-- Dataset excerpts start --

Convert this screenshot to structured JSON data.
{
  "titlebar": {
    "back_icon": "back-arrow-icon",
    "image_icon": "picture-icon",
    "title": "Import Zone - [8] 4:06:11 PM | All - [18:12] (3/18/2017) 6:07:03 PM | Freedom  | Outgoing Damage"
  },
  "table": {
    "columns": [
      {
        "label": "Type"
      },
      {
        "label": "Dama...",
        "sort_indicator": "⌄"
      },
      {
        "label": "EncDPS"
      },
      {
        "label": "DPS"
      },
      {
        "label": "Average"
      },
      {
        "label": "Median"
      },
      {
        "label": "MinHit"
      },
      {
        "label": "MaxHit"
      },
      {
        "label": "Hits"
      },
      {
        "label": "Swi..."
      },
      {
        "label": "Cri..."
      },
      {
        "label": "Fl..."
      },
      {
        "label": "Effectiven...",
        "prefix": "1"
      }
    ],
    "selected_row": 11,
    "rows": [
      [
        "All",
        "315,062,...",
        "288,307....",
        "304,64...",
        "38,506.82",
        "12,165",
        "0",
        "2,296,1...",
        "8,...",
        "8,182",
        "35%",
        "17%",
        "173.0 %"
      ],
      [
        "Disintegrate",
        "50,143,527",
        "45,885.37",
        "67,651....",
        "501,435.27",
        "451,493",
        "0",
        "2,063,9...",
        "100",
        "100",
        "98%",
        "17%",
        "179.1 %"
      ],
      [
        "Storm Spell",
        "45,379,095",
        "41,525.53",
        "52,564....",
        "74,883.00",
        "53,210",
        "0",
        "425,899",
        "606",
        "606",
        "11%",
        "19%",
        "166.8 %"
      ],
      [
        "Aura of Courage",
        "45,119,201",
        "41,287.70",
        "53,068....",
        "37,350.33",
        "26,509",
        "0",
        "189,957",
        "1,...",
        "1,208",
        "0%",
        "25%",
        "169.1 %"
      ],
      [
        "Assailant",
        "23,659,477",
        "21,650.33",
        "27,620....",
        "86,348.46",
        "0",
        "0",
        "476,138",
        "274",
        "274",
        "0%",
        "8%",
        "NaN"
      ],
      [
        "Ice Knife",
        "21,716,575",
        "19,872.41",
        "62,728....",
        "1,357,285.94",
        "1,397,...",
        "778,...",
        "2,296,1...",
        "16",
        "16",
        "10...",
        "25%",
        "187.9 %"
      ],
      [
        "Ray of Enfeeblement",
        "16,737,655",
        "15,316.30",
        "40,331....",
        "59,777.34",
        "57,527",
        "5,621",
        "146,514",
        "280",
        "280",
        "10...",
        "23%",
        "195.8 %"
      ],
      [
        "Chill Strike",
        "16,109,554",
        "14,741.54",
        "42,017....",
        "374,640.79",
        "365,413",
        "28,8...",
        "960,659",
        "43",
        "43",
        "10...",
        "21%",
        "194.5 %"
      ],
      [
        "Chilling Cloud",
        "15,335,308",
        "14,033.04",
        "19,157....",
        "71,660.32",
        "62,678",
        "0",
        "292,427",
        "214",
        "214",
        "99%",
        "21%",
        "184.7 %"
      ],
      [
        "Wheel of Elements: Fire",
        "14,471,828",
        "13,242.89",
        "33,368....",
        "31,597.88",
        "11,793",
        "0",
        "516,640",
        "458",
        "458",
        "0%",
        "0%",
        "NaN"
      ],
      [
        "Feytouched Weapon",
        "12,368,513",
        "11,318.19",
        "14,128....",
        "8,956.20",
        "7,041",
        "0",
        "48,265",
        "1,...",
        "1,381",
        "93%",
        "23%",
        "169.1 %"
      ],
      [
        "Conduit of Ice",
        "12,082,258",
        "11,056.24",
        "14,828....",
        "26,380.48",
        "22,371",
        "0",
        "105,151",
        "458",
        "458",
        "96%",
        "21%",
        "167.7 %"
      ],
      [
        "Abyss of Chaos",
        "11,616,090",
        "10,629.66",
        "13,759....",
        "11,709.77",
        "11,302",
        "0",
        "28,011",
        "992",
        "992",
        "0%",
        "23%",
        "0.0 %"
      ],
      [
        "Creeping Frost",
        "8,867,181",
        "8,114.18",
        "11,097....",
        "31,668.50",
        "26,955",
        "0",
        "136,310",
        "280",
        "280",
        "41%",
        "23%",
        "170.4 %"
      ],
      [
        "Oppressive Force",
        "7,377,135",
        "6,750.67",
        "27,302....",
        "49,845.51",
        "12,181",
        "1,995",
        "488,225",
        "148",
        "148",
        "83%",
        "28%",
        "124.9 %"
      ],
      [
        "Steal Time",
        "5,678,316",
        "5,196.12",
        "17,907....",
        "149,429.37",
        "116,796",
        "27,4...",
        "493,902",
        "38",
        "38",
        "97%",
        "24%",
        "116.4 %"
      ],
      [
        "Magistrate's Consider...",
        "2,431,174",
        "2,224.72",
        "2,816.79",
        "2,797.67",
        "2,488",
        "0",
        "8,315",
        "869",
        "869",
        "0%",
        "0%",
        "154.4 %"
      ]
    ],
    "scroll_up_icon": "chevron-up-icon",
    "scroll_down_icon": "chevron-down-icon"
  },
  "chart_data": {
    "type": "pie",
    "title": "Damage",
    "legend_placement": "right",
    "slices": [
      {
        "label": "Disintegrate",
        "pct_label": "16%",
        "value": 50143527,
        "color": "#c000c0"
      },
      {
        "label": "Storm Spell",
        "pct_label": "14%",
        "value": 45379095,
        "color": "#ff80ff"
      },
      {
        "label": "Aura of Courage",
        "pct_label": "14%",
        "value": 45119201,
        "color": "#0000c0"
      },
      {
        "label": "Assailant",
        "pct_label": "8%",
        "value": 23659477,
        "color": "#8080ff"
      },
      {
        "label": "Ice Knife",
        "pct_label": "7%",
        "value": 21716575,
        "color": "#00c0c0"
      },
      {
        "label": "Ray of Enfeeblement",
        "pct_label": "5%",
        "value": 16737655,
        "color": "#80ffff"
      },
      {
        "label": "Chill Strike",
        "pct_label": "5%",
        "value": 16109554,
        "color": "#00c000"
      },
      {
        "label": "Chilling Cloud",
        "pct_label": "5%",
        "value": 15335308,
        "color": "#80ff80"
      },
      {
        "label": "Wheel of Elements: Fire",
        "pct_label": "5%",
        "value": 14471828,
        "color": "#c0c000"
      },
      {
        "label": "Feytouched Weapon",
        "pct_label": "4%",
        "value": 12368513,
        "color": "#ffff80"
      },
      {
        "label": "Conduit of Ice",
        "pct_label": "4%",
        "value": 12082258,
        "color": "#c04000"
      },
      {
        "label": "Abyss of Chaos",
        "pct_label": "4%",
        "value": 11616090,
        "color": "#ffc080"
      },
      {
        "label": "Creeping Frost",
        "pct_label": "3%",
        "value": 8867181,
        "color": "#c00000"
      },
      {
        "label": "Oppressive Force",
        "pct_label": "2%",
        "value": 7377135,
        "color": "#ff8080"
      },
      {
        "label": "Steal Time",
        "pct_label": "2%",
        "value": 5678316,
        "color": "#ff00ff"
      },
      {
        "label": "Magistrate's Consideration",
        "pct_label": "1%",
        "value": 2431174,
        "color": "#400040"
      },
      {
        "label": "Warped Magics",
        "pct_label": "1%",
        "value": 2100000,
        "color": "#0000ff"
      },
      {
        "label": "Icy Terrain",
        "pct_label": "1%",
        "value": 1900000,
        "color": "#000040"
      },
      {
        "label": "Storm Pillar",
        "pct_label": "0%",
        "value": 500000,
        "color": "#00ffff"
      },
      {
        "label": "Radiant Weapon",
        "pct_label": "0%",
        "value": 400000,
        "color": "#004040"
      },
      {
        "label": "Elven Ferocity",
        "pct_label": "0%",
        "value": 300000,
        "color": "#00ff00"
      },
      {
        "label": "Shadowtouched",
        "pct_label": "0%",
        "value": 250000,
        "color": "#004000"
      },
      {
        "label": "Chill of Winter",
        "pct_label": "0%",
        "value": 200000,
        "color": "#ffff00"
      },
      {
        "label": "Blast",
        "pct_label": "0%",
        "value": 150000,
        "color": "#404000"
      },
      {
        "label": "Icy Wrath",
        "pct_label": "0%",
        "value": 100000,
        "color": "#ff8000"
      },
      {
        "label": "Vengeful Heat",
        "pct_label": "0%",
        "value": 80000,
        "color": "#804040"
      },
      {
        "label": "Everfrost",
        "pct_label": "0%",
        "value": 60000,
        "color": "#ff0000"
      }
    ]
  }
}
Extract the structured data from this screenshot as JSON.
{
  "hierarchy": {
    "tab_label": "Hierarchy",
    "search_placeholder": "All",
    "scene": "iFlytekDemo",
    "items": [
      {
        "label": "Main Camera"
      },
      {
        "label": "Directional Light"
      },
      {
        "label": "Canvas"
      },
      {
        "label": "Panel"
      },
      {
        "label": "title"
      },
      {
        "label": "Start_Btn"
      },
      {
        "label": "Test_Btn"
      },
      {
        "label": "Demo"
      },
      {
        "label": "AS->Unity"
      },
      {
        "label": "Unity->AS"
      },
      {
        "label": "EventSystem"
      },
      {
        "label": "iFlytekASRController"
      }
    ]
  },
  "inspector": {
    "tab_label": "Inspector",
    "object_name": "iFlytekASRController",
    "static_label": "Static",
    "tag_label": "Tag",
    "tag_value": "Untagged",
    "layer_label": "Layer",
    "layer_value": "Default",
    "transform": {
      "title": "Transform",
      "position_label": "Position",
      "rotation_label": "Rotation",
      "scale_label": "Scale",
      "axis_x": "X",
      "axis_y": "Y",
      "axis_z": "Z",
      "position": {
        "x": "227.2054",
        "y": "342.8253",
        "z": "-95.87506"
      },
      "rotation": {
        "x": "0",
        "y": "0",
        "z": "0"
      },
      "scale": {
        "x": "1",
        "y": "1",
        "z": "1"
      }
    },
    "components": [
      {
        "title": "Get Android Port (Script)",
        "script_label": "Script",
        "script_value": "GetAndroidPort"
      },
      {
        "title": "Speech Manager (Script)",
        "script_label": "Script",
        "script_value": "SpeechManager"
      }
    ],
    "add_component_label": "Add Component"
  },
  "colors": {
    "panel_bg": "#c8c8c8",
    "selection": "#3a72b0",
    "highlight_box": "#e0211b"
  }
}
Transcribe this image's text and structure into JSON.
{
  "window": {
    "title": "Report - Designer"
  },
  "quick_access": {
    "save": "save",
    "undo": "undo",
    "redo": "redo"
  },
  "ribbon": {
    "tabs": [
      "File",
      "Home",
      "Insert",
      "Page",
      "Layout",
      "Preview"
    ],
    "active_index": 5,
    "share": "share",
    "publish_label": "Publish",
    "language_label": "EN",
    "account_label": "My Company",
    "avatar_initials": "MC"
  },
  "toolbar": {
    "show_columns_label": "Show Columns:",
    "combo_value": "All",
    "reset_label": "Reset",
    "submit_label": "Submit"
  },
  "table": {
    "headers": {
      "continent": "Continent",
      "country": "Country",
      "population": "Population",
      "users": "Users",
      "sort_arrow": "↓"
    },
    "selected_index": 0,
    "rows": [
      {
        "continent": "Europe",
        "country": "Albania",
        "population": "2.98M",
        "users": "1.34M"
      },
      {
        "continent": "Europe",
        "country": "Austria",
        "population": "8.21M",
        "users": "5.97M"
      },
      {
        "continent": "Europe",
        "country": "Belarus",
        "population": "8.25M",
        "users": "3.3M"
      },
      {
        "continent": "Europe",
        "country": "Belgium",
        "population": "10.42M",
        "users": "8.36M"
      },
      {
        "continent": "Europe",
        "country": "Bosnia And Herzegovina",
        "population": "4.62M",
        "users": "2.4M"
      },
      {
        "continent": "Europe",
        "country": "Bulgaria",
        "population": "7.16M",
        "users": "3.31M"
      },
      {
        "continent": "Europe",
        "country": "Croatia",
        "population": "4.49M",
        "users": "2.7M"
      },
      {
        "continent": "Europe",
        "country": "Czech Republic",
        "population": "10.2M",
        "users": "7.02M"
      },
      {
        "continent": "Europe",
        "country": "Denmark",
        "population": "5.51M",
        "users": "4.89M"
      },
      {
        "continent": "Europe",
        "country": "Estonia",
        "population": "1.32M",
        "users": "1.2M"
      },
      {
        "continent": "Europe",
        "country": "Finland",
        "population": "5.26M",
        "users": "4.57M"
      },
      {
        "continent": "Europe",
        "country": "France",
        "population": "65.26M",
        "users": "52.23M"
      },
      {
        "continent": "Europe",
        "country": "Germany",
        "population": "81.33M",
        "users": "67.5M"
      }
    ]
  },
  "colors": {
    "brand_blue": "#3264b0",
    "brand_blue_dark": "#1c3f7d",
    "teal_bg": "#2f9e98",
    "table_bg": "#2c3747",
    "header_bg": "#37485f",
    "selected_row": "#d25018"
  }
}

-- Dataset excerpts end --

▸ **Task description**
Write out every line of the data that holds the word "icon".

▸ **The result**
    "back_icon": "back-arrow-icon",
    "image_icon": "picture-icon",
    "scroll_up_icon": "chevron-up-icon",
    "scroll_down_icon": "chevron-down-icon"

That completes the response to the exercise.